→ **MATERIAL ERKUNDEN**:
1: Beantworte anhand des Auszugs zur Football-Tour folgende Fragen:
(a) Wie wird die Auswahl an lizenzierten Musik-Tracks bewertet?
(b) Welche Kleidung trägt der Sportanalyst in den Zwischensequenzen der Karriere?
(c) Wovor steht dieser Analyst anstelle eines Blue- oder Green Screens?
2: Fasse den Absatz des Auszugs zur Football-Tour, der mit „An sich eine weitere dieser Ideen“ beginnt, als Stichpunktliste zusammen und behalte dabei die wesentlichen Fakten bei.
3: Führe den Auszug zur Football-Tour im Anschluss an seinen letzten Satz fort.

→ **DOKUMENTAUSZUG**:
Coole Beats & Anzuganalysen?

Doch zurück zur Tour. Spielerisch eher mau, grafisch bieder - dann kann doch bestimmt die Akustik versöhnlich stimmen, oder? Sicher. Wenn ihr auf nervige englische Kommentatoren abfahrt, die sich für keinen dummen Spruch zu schade sind und glauben, damit komisch zu sein, ist die Football-Tour einen Blick wert. Die Auswahl an lizenzierten Musik-Tracks geht in Ordnung, reißt aber auch keine Bäume aus.

Und was die Entwickler bei der Präsentation geritten hat, entzieht sich meiner Erklärungsfähigkeit. Dass die Menüs sehr spartanisch sind, geht sogar noch in Ordnung und kann als stilistisches Mittel geltend gemacht oder mit dem Begriff

Die Football-Tour führt euch zwar durch zahlreiche Städte, doch die Stadien ähneln sich stark.
"übersichtlich" kaschiert werden. Doch was die merkwürdigen Zwischensequenzen in der Karriere sollen, kann ich nicht nachvollziehen. Ein im Anzug gekleideter -und damit seriös wirkender- Sportanalyst (?) will euch auf die nächsten Aufgaben einstimmen.

An sich eine weitere dieser Ideen, die auf dem Papier vielleicht noch gut klingt. Doch die Umsetzung ist einfach nur billig. Nicht mal mehr trashig - wobei ich leider vermute, dass die Entwickler eigentlich genau da hin wollten. Doch der Anzugheini, der nicht einmal vor einem Blue- oder Green Screen agiert, sondern einfach vor einer Leinwand steht, so dass er Kernschatten wirft, für die jeder Filmbeleuchter standrechtlich erschossen würde, ist kein Trash. Das ist nur lahm und billig. Ich jedenfalls kann mit den Spielszenen, die nicht nur auf die Leinwand hinter ihm, sondern auch auf seinen Anzug projiziert werden, ganz und gar nicht warm werden.

→ **AUFGEFÜHRTES MATERIAL**:
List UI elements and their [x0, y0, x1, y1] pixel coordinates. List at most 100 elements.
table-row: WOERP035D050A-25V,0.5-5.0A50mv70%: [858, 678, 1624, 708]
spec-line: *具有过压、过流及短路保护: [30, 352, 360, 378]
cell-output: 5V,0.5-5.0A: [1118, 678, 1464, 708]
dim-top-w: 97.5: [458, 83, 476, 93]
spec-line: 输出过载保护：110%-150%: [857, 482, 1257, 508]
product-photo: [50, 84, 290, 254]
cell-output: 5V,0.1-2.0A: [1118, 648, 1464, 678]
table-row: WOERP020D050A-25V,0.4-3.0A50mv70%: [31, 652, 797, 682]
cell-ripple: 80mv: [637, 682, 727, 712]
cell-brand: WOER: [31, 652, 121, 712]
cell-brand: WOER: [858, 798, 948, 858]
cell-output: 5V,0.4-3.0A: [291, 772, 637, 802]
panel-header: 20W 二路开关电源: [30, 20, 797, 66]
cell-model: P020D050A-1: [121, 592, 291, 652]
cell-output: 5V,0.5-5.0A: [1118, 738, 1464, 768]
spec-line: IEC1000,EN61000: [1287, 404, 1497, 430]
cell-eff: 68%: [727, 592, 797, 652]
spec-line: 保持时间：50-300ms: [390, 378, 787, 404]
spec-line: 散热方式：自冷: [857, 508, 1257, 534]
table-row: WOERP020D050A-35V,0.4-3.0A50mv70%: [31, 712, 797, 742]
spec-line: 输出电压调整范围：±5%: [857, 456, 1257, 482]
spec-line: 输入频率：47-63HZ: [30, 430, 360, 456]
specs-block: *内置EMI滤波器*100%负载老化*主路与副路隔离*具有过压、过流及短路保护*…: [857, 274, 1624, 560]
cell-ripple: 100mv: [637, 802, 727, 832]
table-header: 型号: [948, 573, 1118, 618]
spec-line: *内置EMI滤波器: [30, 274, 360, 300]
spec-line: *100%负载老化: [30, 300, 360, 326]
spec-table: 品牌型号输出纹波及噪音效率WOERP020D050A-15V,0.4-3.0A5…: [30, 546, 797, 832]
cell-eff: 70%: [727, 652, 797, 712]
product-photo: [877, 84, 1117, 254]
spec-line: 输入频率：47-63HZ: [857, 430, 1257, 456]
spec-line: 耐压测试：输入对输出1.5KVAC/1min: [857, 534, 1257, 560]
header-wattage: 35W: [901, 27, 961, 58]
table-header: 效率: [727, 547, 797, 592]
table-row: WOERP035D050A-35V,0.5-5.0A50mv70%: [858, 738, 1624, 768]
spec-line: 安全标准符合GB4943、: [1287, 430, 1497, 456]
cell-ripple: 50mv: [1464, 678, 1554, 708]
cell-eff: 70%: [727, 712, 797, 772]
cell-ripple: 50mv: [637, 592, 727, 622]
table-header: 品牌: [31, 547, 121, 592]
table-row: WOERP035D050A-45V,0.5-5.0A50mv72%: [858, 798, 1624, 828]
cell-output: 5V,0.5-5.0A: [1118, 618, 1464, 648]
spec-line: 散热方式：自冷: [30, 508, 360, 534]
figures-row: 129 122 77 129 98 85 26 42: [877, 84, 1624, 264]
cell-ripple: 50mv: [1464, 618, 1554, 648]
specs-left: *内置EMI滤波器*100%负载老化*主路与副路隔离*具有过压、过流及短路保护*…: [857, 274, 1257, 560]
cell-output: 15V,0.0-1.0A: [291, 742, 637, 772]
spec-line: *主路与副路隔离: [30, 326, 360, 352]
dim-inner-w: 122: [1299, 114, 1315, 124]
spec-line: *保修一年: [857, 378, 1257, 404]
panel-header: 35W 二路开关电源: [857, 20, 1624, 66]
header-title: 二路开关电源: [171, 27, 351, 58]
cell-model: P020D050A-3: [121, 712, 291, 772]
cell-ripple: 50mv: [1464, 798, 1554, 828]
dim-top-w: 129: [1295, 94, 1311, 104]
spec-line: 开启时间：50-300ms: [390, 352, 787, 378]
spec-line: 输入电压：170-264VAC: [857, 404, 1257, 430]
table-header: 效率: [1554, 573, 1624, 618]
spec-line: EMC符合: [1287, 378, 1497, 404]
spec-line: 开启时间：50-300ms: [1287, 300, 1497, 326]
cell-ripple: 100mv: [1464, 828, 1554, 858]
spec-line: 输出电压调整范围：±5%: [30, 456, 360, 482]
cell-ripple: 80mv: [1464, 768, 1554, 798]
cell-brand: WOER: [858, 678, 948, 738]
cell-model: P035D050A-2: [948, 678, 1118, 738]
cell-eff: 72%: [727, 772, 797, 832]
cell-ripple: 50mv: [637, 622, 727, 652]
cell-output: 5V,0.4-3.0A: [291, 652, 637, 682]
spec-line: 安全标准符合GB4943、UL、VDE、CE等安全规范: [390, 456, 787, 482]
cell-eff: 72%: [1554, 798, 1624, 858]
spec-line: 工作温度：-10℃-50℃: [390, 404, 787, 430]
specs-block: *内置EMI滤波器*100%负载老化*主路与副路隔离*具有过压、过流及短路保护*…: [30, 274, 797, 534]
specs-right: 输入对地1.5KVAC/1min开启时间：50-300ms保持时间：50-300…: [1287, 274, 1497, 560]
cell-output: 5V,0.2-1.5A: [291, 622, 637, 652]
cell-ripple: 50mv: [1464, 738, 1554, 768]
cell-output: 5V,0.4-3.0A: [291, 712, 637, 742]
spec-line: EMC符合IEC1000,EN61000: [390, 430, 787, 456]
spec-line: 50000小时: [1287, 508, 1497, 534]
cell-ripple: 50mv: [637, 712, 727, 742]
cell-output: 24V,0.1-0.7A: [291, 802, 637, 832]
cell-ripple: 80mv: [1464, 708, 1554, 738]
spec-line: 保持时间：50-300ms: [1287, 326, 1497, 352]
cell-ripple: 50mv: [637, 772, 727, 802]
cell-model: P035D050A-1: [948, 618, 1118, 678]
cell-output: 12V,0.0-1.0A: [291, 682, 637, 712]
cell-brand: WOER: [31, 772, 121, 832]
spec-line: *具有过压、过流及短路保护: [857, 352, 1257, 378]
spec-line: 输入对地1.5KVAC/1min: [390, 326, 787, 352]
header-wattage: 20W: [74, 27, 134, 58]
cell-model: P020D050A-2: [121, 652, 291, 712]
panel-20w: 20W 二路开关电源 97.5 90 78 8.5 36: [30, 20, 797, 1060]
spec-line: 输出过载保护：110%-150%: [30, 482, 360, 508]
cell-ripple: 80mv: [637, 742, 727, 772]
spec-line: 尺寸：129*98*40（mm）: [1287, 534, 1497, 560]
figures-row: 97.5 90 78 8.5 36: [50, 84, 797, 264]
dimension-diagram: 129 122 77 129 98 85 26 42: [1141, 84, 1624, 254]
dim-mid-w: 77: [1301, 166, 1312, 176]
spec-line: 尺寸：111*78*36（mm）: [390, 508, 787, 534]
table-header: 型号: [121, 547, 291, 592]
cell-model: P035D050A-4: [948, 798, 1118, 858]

→ **ANTWORTEN JE AUFGABE**:
1:
(a) Sie geht in Ordnung, reißt aber auch keine Bäume aus.
(b) Er trägt einen Anzug.
(c) Er steht vor einer Leinwand.

2:
- Die Idee klingt auf dem Papier vielleicht gut, die Umsetzung ist jedoch billig.
- Sie ist nicht einmal trashig, obwohl vermutet wird, dass die Entwickler genau das anstrebten.
- Der Mann im Anzug agiert nicht vor einem Blue- oder Green Screen, sondern steht vor einer Leinwand und wirft dadurch Kernschatten.
- Das Ergebnis ist kein Trash, sondern lahm und billig.
- Die Spielszenen werden auf die Leinwand und auf seinen Anzug projiziert, was ganz und gar nicht überzeugt.

3:
Die Unterschiede zwischen PS3 und 360 halten sich in sehr engen Grenzen und haben keinerlei Einfluss auf die Gesamtwertung. Denn was die PS3 durch leichtes Ruckeln der im Hintergrund stattfindenden Kamerafahrten bei der Spielzugauswahl verliert, macht sie durch die schnörkellos und intelligent eingebundene Motion-Kontrolle wieder wett. Anstatt euch irgendwelchen Schnickschnack auf die Bewegungssensoren zu legen, müsst ihr das Pad schütteln, um einem angesetzten Tackling zu entkommen. Gut, unkompliziert, aber letztlich nicht mehr als eine nette Zugabe, die in keiner Form hilft, die Spielmechanik aufzuwerten.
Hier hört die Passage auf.